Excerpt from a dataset

## Begin

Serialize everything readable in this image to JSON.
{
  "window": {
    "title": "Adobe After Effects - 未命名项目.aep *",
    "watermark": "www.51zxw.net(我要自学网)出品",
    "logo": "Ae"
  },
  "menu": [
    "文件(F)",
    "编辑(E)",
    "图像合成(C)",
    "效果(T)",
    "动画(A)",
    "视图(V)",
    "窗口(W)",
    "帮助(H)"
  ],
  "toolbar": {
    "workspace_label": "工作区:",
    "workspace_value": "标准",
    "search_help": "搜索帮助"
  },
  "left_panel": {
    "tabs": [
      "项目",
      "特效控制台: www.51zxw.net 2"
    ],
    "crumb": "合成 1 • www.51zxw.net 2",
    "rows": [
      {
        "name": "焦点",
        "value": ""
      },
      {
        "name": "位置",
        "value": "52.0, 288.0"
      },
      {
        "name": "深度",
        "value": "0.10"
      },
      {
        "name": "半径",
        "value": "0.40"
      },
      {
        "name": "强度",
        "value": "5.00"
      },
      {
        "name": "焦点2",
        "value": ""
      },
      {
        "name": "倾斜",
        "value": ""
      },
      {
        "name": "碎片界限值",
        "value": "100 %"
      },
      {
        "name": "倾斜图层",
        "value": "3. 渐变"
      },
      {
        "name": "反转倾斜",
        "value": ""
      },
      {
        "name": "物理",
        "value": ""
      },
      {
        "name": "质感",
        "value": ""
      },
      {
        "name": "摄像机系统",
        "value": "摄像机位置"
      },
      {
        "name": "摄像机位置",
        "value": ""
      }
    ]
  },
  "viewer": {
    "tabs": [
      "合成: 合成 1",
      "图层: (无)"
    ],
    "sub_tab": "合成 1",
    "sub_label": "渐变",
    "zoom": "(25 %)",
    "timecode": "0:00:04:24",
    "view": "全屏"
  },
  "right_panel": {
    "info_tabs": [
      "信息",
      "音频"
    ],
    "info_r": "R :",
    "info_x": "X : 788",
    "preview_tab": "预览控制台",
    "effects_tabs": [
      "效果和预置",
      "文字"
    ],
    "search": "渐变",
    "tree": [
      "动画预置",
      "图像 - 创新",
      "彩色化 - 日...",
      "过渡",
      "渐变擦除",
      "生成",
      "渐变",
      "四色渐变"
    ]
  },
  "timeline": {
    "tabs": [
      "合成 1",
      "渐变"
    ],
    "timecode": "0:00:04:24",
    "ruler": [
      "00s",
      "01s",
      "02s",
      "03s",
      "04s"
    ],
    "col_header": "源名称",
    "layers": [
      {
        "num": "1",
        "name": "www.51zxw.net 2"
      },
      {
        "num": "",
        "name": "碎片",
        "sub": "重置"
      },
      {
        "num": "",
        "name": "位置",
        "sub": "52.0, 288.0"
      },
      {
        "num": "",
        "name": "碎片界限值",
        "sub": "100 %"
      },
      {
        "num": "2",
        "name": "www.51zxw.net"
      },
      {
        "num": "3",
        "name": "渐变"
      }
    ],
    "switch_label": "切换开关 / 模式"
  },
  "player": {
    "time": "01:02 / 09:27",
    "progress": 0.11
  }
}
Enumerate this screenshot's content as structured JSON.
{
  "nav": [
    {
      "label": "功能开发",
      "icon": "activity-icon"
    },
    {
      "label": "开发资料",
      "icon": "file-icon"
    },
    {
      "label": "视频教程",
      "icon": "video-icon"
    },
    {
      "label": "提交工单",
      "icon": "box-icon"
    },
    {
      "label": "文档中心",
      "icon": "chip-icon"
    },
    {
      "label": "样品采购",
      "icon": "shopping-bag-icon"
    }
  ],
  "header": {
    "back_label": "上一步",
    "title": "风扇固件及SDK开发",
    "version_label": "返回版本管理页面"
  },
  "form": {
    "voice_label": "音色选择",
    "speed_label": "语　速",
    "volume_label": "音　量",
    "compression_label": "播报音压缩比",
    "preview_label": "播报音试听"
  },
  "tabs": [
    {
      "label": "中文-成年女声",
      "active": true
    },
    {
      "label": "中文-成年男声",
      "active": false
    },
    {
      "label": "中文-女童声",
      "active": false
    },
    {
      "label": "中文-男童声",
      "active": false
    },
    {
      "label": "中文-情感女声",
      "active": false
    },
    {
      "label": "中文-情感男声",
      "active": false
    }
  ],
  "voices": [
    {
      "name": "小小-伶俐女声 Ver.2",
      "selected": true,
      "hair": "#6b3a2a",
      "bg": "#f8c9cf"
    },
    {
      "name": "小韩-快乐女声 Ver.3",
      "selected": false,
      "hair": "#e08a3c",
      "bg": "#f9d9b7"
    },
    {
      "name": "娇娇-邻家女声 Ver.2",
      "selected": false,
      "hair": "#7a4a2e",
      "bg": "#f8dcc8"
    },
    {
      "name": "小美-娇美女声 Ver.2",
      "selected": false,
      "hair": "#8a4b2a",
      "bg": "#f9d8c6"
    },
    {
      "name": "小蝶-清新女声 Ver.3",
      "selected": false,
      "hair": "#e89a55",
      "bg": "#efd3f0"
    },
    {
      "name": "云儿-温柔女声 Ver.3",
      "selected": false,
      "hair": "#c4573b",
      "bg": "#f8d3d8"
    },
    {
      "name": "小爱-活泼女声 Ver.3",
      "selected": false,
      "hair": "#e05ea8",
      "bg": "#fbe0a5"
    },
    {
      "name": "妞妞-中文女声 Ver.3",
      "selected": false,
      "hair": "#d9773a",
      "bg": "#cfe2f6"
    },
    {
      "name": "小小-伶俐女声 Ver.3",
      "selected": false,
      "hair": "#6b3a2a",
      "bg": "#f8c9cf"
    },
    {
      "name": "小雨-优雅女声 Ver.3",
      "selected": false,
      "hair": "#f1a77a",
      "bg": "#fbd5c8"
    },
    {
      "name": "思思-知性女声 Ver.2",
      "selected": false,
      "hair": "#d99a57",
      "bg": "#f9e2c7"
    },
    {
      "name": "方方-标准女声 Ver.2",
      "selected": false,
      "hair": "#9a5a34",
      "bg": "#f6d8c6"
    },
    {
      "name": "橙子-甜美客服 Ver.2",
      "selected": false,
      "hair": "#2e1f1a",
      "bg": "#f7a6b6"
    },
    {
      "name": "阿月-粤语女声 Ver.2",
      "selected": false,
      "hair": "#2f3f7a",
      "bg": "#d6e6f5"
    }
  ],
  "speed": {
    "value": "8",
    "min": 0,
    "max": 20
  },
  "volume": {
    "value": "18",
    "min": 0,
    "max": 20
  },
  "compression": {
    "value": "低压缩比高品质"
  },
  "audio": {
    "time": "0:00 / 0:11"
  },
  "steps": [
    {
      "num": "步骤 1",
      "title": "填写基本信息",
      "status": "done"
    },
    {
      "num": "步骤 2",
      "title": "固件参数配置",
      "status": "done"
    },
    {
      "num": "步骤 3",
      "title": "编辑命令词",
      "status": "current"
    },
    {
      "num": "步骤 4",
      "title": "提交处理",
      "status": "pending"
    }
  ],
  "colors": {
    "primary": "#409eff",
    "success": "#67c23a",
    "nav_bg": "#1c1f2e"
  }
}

## End

**Challenge:**
Make an exact copy of the data above.

**Finished answer:**
Serialize everything readable in this image to JSON.
{
  "window": {
    "title": "Adobe After Effects - 未命名项目.aep *",
    "watermark": "www.51zxw.net(我要自学网)出品",
    "logo": "Ae"
  },
  "menu": [
    "文件(F)",
    "编辑(E)",
    "图像合成(C)",
    "效果(T)",
    "动画(A)",
    "视图(V)",
    "窗口(W)",
    "帮助(H)"
  ],
  "toolbar": {
    "workspace_label": "工作区:",
    "workspace_value": "标准",
    "search_help": "搜索帮助"
  },
  "left_panel": {
    "tabs": [
      "项目",
      "特效控制台: www.51zxw.net 2"
    ],
    "crumb": "合成 1 • www.51zxw.net 2",
    "rows": [
      {
        "name": "焦点",
        "value": ""
      },
      {
        "name": "位置",
        "value": "52.0, 288.0"
      },
      {
        "name": "深度",
        "value": "0.10"
      },
      {
        "name": "半径",
        "value": "0.40"
      },
      {
        "name": "强度",
        "value": "5.00"
      },
      {
        "name": "焦点2",
        "value": ""
      },
      {
        "name": "倾斜",
        "value": ""
      },
      {
        "name": "碎片界限值",
        "value": "100 %"
      },
      {
        "name": "倾斜图层",
        "value": "3. 渐变"
      },
      {
        "name": "反转倾斜",
        "value": ""
      },
      {
        "name": "物理",
        "value": ""
      },
      {
        "name": "质感",
        "value": ""
      },
      {
        "name": "摄像机系统",
        "value": "摄像机位置"
      },
      {
        "name": "摄像机位置",
        "value": ""
      }
    ]
  },
  "viewer": {
    "tabs": [
      "合成: 合成 1",
      "图层: (无)"
    ],
    "sub_tab": "合成 1",
    "sub_label": "渐变",
    "zoom": "(25 %)",
    "timecode": "0:00:04:24",
    "view": "全屏"
  },
  "right_panel": {
    "info_tabs": [
      "信息",
      "音频"
    ],
    "info_r": "R :",
    "info_x": "X : 788",
    "preview_tab": "预览控制台",
    "effects_tabs": [
      "效果和预置",
      "文字"
    ],
    "search": "渐变",
    "tree": [
      "动画预置",
      "图像 - 创新",
      "彩色化 - 日...",
      "过渡",
      "渐变擦除",
      "生成",
      "渐变",
      "四色渐变"
    ]
  },
  "timeline": {
    "tabs": [
      "合成 1",
      "渐变"
    ],
    "timecode": "0:00:04:24",
    "ruler": [
      "00s",
      "01s",
      "02s",
      "03s",
      "04s"
    ],
    "col_header": "源名称",
    "layers": [
      {
        "num": "1",
        "name": "www.51zxw.net 2"
      },
      {
        "num": "",
        "name": "碎片",
        "sub": "重置"
      },
      {
        "num": "",
        "name": "位置",
        "sub": "52.0, 288.0"
      },
      {
        "num": "",
        "name": "碎片界限值",
        "sub": "100 %"
      },
      {
        "num": "2",
        "name": "www.51zxw.net"
      },
      {
        "num": "3",
        "name": "渐变"
      }
    ],
    "switch_label": "切换开关 / 模式"
  },
  "player": {
    "time": "01:02 / 09:27",
    "progress": 0.11
  }
}
Enumerate this screenshot's content as structured JSON.
{
  "nav": [
    {
      "label": "功能开发",
      "icon": "activity-icon"
    },
    {
      "label": "开发资料",
      "icon": "file-icon"
    },
    {
      "label": "视频教程",
      "icon": "video-icon"
    },
    {
      "label": "提交工单",
      "icon": "box-icon"
    },
    {
      "label": "文档中心",
      "icon": "chip-icon"
    },
    {
      "label": "样品采购",
      "icon": "shopping-bag-icon"
    }
  ],
  "header": {
    "back_label": "上一步",
    "title": "风扇固件及SDK开发",
    "version_label": "返回版本管理页面"
  },
  "form": {
    "voice_label": "音色选择",
    "speed_label": "语　速",
    "volume_label": "音　量",
    "compression_label": "播报音压缩比",
    "preview_label": "播报音试听"
  },
  "tabs": [
    {
      "label": "中文-成年女声",
      "active": true
    },
    {
      "label": "中文-成年男声",
      "active": false
    },
    {
      "label": "中文-女童声",
      "active": false
    },
    {
      "label": "中文-男童声",
      "active": false
    },
    {
      "label": "中文-情感女声",
      "active": false
    },
    {
      "label": "中文-情感男声",
      "active": false
    }
  ],
  "voices": [
    {
      "name": "小小-伶俐女声 Ver.2",
      "selected": true,
      "hair": "#6b3a2a",
      "bg": "#f8c9cf"
    },
    {
      "name": "小韩-快乐女声 Ver.3",
      "selected": false,
      "hair": "#e08a3c",
      "bg": "#f9d9b7"
    },
    {
      "name": "娇娇-邻家女声 Ver.2",
      "selected": false,
      "hair": "#7a4a2e",
      "bg": "#f8dcc8"
    },
    {
      "name": "小美-娇美女声 Ver.2",
      "selected": false,
      "hair": "#8a4b2a",
      "bg": "#f9d8c6"
    },
    {
      "name": "小蝶-清新女声 Ver.3",
      "selected": false,
      "hair": "#e89a55",
      "bg": "#efd3f0"
    },
    {
      "name": "云儿-温柔女声 Ver.3",
      "selected": false,
      "hair": "#c4573b",
      "bg": "#f8d3d8"
    },
    {
      "name": "小爱-活泼女声 Ver.3",
      "selected": false,
      "hair": "#e05ea8",
      "bg": "#fbe0a5"
    },
    {
      "name": "妞妞-中文女声 Ver.3",
      "selected": false,
      "hair": "#d9773a",
      "bg": "#cfe2f6"
    },
    {
      "name": "小小-伶俐女声 Ver.3",
      "selected": false,
      "hair": "#6b3a2a",
      "bg": "#f8c9cf"
    },
    {
      "name": "小雨-优雅女声 Ver.3",
      "selected": false,
      "hair": "#f1a77a",
      "bg": "#fbd5c8"
    },
    {
      "name": "思思-知性女声 Ver.2",
      "selected": false,
      "hair": "#d99a57",
      "bg": "#f9e2c7"
    },
    {
      "name": "方方-标准女声 Ver.2",
      "selected": false,
      "hair": "#9a5a34",
      "bg": "#f6d8c6"
    },
    {
      "name": "橙子-甜美客服 Ver.2",
      "selected": false,
      "hair": "#2e1f1a",
      "bg": "#f7a6b6"
    },
    {
      "name": "阿月-粤语女声 Ver.2",
      "selected": false,
      "hair": "#2f3f7a",
      "bg": "#d6e6f5"
    }
  ],
  "speed": {
    "value": "8",
    "min": 0,
    "max": 20
  },
  "volume": {
    "value": "18",
    "min": 0,
    "max": 20
  },
  "compression": {
    "value": "低压缩比高品质"
  },
  "audio": {
    "time": "0:00 / 0:11"
  },
  "steps": [
    {
      "num": "步骤 1",
      "title": "填写基本信息",
      "status": "done"
    },
    {
      "num": "步骤 2",
      "title": "固件参数配置",
      "status": "done"
    },
    {
      "num": "步骤 3",
      "title": "编辑命令词",
      "status": "current"
    },
    {
      "num": "步骤 4",
      "title": "提交处理",
      "status": "pending"
    }
  ],
  "colors": {
    "primary": "#409eff",
    "success": "#67c23a",
    "nav_bg": "#1c1f2e"
  }
}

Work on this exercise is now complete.